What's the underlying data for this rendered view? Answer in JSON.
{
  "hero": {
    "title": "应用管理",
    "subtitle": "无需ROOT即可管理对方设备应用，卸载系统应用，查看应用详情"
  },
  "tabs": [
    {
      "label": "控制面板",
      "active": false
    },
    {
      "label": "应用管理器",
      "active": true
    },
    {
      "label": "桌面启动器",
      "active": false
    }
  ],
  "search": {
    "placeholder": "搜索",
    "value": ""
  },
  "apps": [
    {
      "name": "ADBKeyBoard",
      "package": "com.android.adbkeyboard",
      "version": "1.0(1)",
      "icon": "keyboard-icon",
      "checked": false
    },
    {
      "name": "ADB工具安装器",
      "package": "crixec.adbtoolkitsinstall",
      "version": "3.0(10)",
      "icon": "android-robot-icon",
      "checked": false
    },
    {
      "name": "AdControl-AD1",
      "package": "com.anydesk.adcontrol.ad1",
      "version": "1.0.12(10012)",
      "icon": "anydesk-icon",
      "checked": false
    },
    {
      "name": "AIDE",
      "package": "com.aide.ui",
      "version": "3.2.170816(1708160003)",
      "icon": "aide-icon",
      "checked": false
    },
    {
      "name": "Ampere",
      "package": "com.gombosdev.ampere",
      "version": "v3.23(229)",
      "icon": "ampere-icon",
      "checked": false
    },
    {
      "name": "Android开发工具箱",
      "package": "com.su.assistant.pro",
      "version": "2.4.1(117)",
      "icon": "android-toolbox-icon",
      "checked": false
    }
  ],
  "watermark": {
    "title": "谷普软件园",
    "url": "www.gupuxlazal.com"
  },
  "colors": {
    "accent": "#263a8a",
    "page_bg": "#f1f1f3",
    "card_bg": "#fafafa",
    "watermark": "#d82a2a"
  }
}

## Exercise task
Search the listing for the word "version". Copy every line in which it occurs.

## Solution for this exercise
      "version": "1.0(1)",
      "version": "3.0(10)",
      "version": "1.0.12(10012)",
      "version": "3.2.170816(1708160003)",
      "version": "v3.23(229)",
      "version": "2.4.1(117)",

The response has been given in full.